* **What is expected**
Return the lines where the word "Musea" occurs.
[Start of Provided entries]
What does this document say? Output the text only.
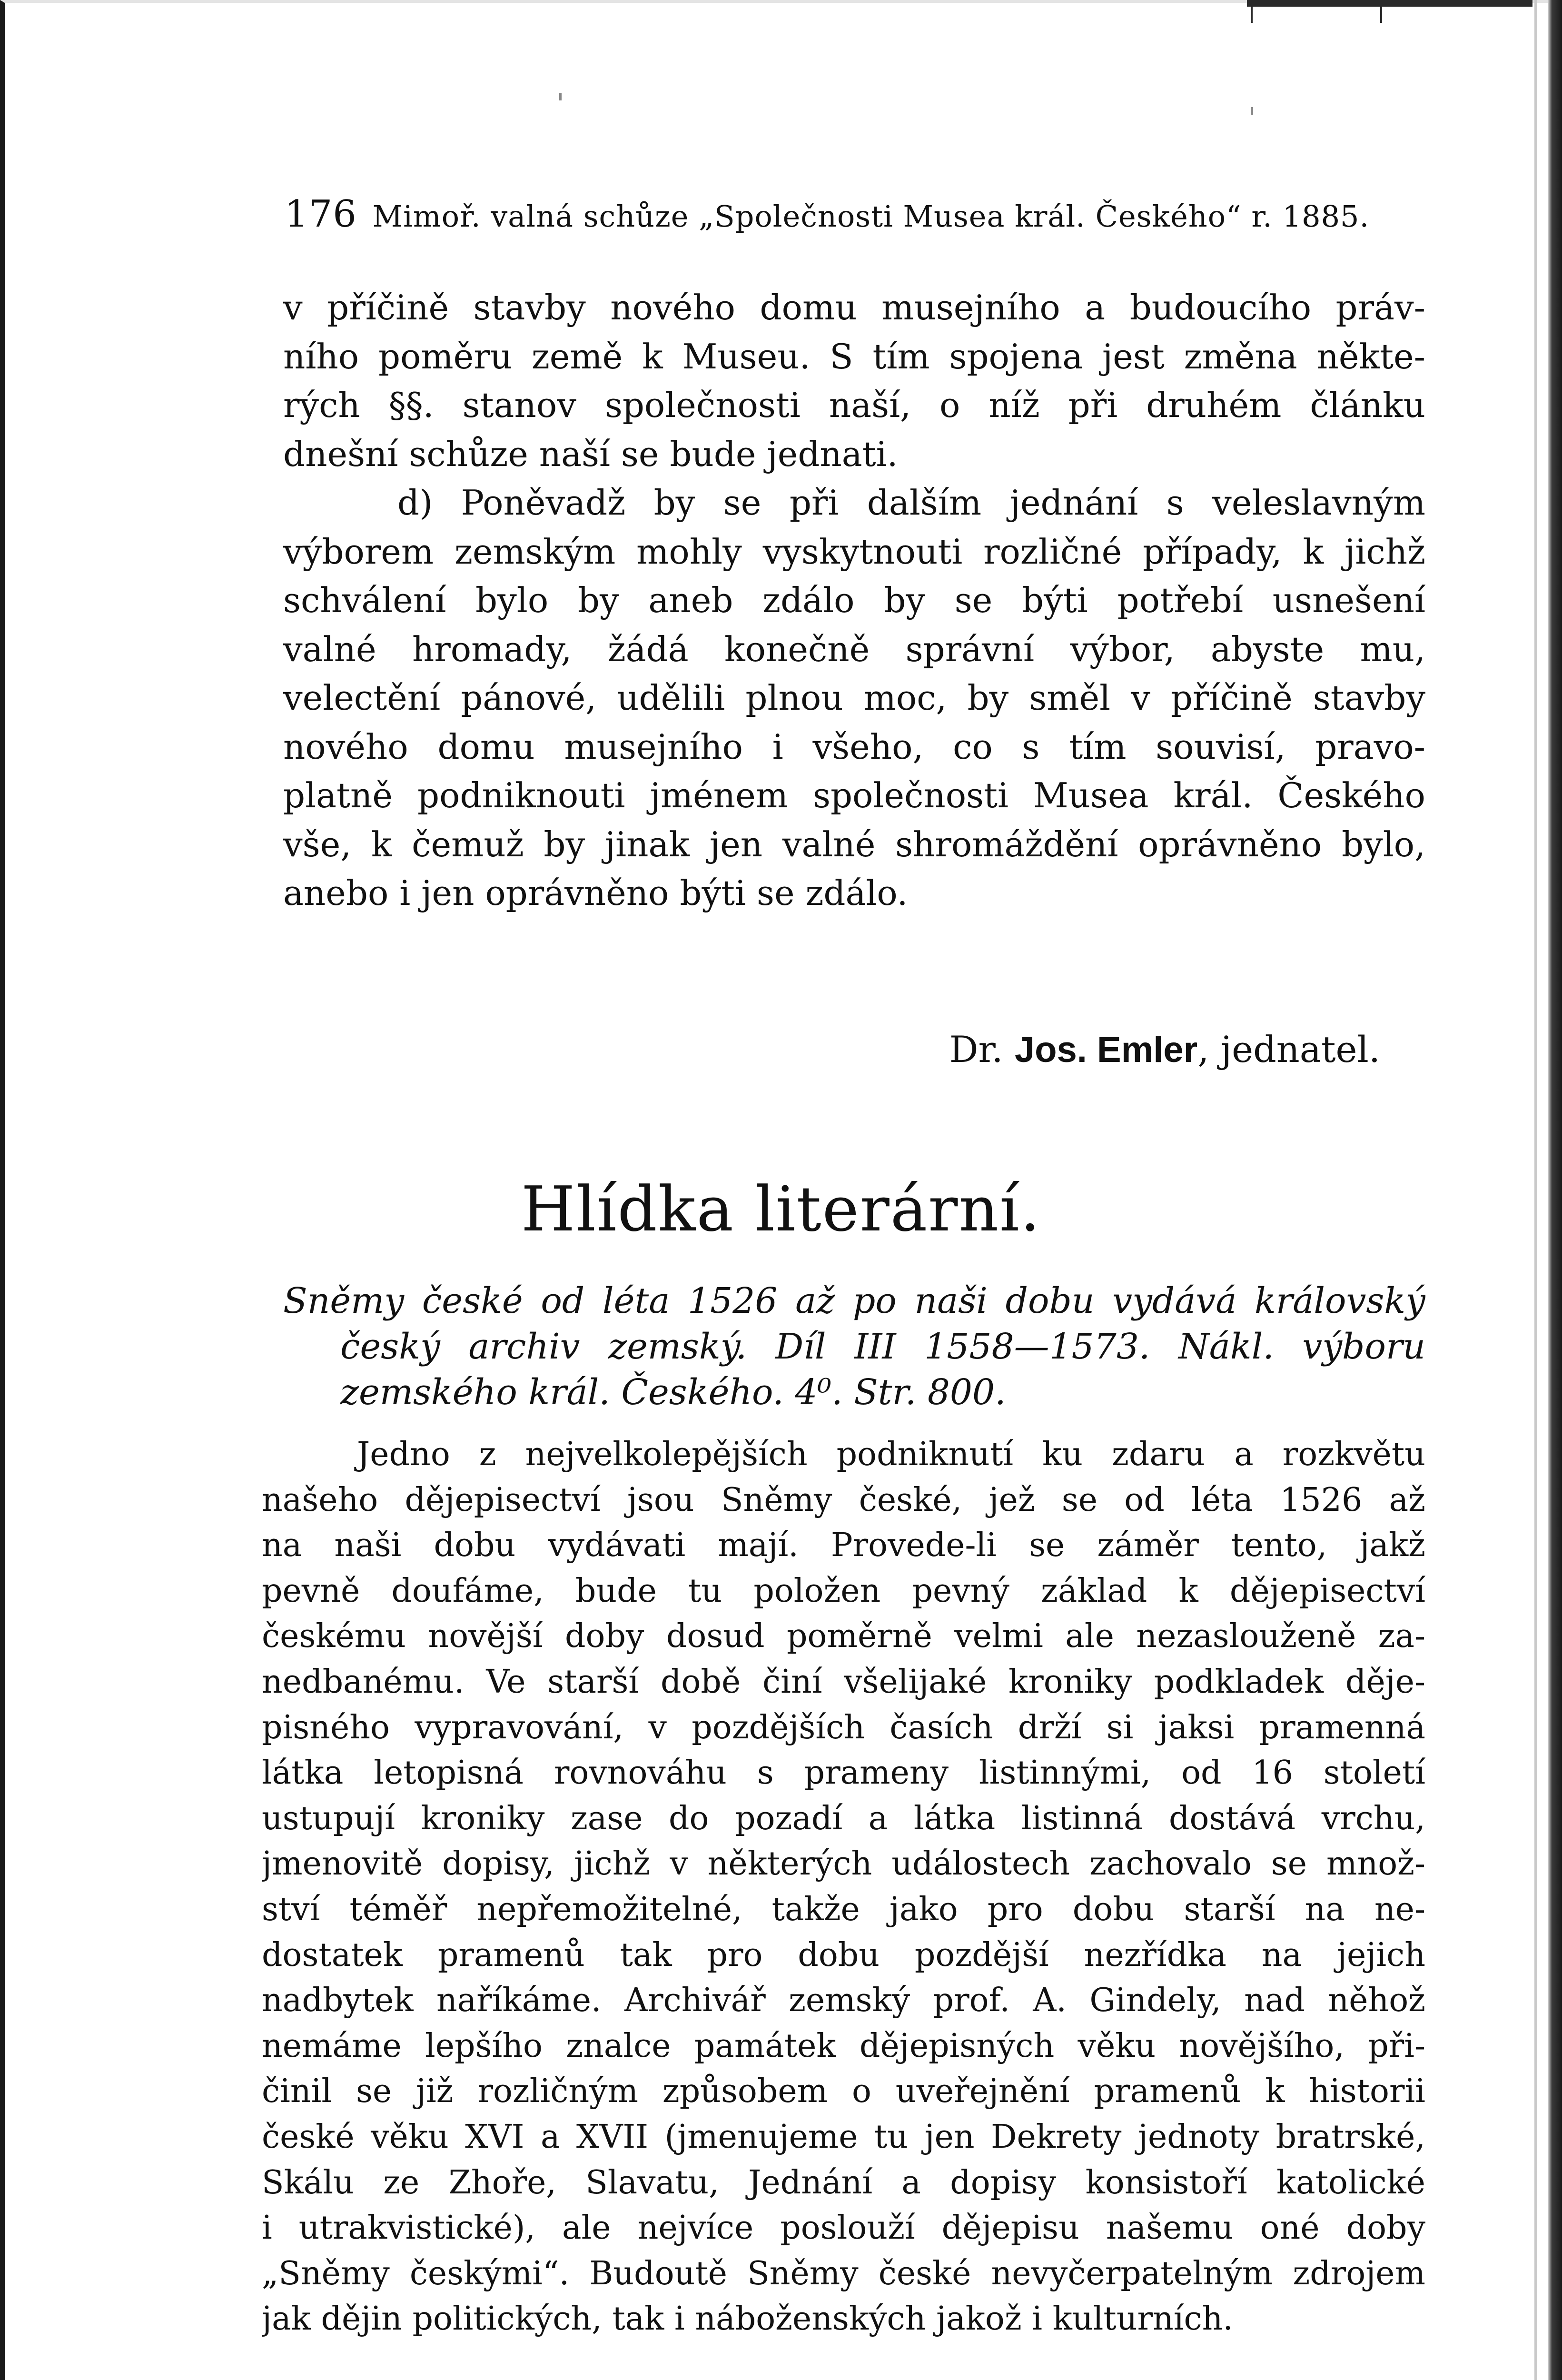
176 Mimoř. valná schůze „Společnosti Musea král. Českého“ r. 1885.
v příčině stavby nového domu musejního a budoucího práv-
ního poměru země k Museu. S tím spojena jest změna někte-
rých §§. stanov společnosti naší, o níž při druhém článku
dnešní schůze naší se bude jednati.
d) Poněvadž by se při dalším jednání s veleslavným
výborem zemským mohly vyskytnouti rozličné případy, k jichž
schválení bylo by aneb zdálo by se býti potřebí usnešení
valné hromady, žádá konečně správní výbor, abyste mu,
velectění pánové, udělili plnou moc, by směl v příčině stavby
nového domu musejního i všeho, co s tím souvisí, pravo-
platně podniknouti jménem společnosti Musea král. Českého
vše, k čemuž by jinak jen valné shromáždění oprávněno bylo,
anebo i jen oprávněno býti se zdálo.
Dr. Jos. Emler, jednatel.
Hlídka literární.
Sněmy české od léta 1526 až po naši dobu vydává královský
český archiv zemský. Díl III 1558—1573. Nákl. výboru
zemského král. Českého. 4⁰. Str. 800.
Jedno z nejvelkolepějších podniknutí ku zdaru a rozkvětu
našeho dějepisectví jsou Sněmy české, jež se od léta 1526 až
na naši dobu vydávati mají. Provede-li se záměr tento, jakž
pevně doufáme, bude tu položen pevný základ k dějepisectví
českému novější doby dosud poměrně velmi ale nezaslouženě za-
nedbanému. Ve starší době činí všelijaké kroniky podkladek děje-
pisného vypravování, v pozdějších časích drží si jaksi pramenná
látka letopisná rovnováhu s prameny listinnými, od 16 století
ustupují kroniky zase do pozadí a látka listinná dostává vrchu,
jmenovitě dopisy, jichž v některých událostech zachovalo se množ-
ství téměř nepřemožitelné, takže jako pro dobu starší na ne-
dostatek pramenů tak pro dobu pozdější nezřídka na jejich
nadbytek naříkáme. Archivář zemský prof. A. Gindely, nad něhož
nemáme lepšího znalce památek dějepisných věku novějšího, při-
činil se již rozličným způsobem o uveřejnění pramenů k historii
české věku XVI a XVII (jmenujeme tu jen Dekrety jednoty bratrské,
Skálu ze Zhoře, Slavatu, Jednání a dopisy konsistoří katolické
i utrakvistické), ale nejvíce poslouží dějepisu našemu oné doby
„Sněmy českými“. Budoutě Sněmy české nevyčerpatelným zdrojem
jak dějin politických, tak i náboženských jakož i kulturních.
[End of Provided entries]
* **Answer to this problem**
176 Mimoř. valná schůze „Společnosti Musea král. Českého“ r. 1885.
platně podniknouti jménem společnosti Musea král. Českého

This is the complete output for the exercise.